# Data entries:
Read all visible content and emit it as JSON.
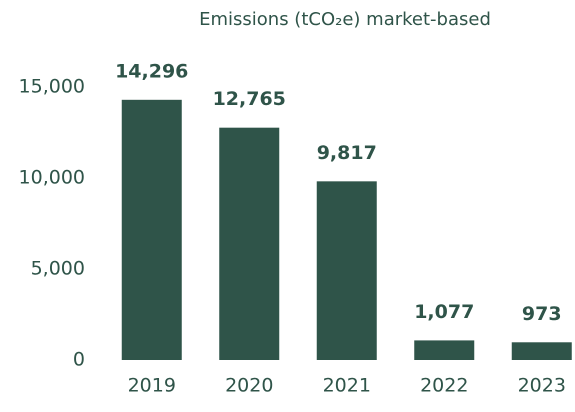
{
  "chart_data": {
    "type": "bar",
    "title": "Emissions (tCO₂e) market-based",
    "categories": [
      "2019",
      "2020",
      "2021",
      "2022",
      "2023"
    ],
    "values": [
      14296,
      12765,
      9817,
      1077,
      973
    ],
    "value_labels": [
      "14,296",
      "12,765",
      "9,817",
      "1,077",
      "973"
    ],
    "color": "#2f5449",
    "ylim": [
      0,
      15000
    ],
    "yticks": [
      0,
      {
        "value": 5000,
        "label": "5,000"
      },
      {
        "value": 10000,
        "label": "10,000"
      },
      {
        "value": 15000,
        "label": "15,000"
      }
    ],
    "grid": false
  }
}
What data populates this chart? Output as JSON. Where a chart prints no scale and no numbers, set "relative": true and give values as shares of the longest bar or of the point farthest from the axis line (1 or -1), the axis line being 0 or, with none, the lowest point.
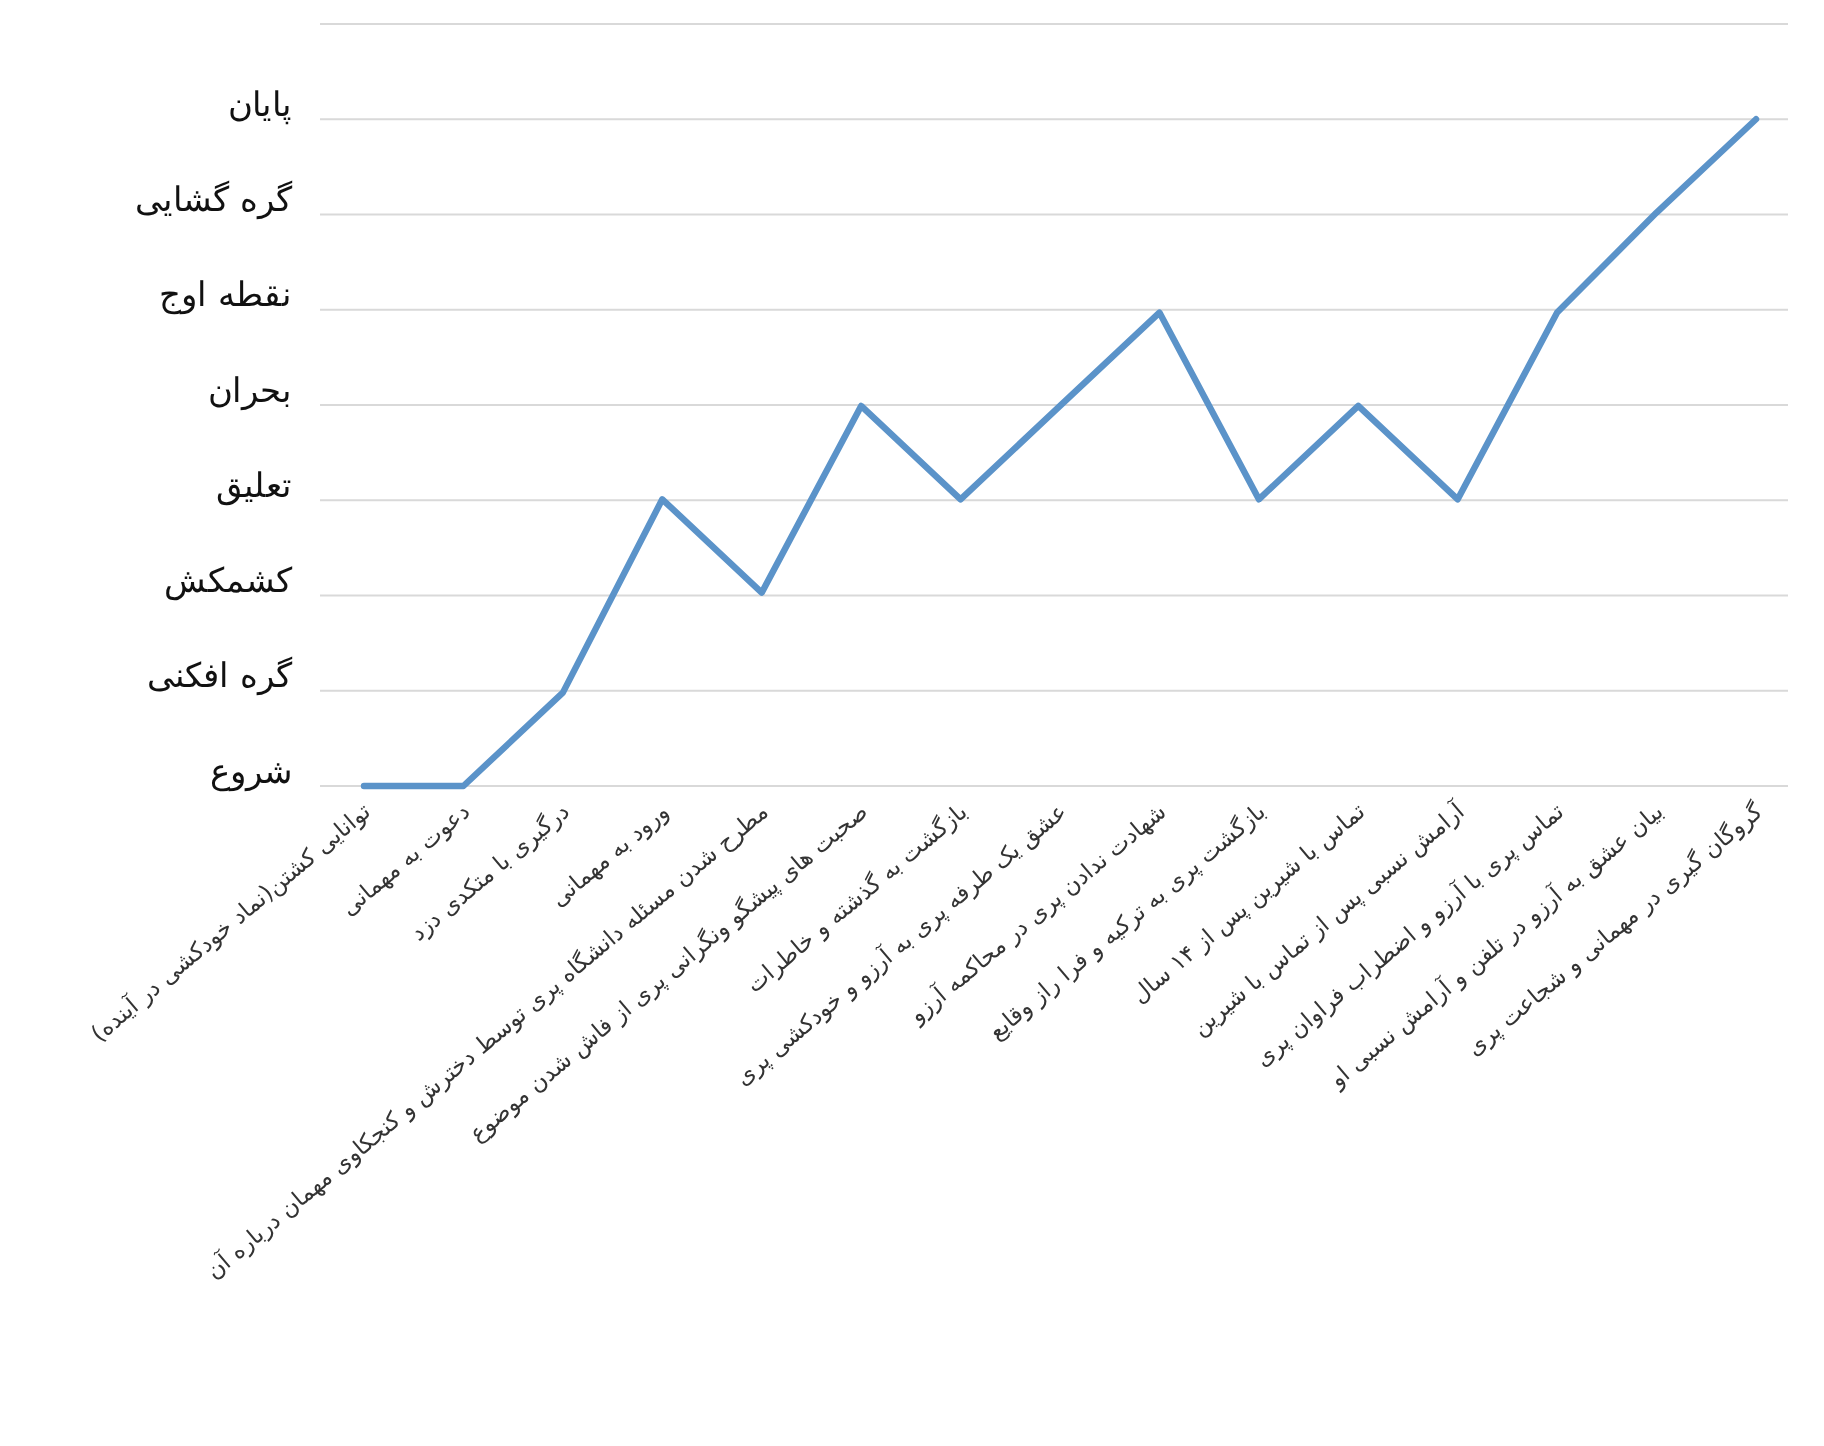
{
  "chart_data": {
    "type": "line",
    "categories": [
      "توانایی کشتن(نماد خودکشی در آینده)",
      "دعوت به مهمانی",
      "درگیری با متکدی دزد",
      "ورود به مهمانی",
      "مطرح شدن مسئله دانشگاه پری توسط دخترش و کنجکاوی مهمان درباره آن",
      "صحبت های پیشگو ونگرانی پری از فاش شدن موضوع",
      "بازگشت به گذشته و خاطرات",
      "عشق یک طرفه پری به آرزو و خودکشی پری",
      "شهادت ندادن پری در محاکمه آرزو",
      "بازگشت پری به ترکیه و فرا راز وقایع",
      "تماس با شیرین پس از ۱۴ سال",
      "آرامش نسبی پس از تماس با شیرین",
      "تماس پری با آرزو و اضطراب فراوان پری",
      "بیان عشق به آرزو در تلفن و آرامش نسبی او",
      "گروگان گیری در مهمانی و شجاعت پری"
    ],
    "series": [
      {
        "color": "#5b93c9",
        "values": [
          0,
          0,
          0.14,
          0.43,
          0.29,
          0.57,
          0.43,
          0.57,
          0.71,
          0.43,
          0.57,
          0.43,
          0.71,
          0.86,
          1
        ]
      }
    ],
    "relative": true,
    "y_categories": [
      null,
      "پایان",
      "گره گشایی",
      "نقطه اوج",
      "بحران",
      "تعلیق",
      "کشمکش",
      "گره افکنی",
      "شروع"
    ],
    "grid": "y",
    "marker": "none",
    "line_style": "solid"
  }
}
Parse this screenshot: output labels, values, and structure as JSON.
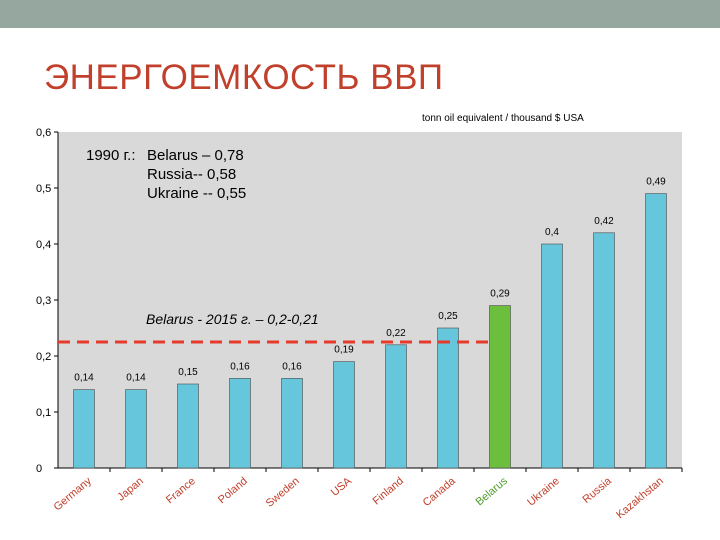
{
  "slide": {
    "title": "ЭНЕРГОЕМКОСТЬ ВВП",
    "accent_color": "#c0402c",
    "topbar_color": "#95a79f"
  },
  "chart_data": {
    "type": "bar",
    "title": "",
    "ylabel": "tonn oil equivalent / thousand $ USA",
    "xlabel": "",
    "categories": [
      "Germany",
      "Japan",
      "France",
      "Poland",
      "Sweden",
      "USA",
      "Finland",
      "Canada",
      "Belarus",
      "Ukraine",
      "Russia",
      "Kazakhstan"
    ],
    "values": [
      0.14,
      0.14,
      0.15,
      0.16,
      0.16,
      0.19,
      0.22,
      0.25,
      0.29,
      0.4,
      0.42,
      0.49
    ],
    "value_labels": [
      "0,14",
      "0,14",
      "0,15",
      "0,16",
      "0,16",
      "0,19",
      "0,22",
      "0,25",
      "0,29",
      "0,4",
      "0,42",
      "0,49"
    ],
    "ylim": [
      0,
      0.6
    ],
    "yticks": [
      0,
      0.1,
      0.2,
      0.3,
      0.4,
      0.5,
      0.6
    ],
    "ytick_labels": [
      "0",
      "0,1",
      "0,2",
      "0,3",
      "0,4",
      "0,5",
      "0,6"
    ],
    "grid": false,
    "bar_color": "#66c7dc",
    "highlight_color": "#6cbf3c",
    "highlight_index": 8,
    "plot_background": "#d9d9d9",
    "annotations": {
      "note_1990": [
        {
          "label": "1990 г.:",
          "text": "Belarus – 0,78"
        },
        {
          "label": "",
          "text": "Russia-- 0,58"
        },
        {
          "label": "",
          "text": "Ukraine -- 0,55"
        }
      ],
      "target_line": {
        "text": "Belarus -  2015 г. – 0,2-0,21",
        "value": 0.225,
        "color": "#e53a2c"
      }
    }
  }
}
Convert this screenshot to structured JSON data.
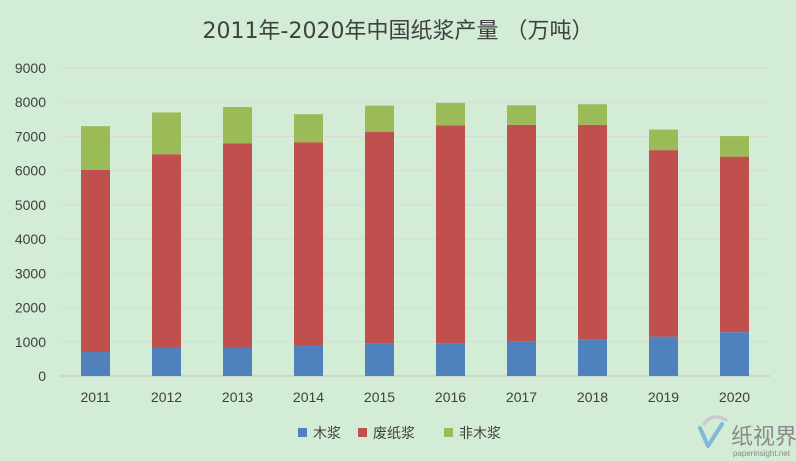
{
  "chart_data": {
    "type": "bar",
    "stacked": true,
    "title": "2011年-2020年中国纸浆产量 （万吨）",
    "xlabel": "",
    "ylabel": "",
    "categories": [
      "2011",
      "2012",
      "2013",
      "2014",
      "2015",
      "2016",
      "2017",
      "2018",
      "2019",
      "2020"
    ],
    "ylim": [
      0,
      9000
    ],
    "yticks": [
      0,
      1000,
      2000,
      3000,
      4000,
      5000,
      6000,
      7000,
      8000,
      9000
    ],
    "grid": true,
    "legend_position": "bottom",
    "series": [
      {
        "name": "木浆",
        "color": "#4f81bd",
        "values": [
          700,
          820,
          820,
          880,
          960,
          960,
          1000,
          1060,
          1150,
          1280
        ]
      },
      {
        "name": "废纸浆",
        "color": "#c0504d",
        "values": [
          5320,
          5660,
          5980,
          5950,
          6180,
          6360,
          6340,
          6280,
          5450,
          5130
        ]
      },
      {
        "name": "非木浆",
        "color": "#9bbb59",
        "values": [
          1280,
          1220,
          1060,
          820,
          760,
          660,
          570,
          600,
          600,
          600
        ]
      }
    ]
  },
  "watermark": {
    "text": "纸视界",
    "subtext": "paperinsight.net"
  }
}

# GIVEN REQUEST:
Each line that holds the word "title" should be extracted from the records.

# RESULT OF THIS TASK:
    "title": "Emissions (tCO₂e) market-based",
    "title": "ЭНЕРГОЕМКОСТЬ ВВП",
    "title": "",
    "title": "2011年-2020年中国纸浆产量 （万吨）",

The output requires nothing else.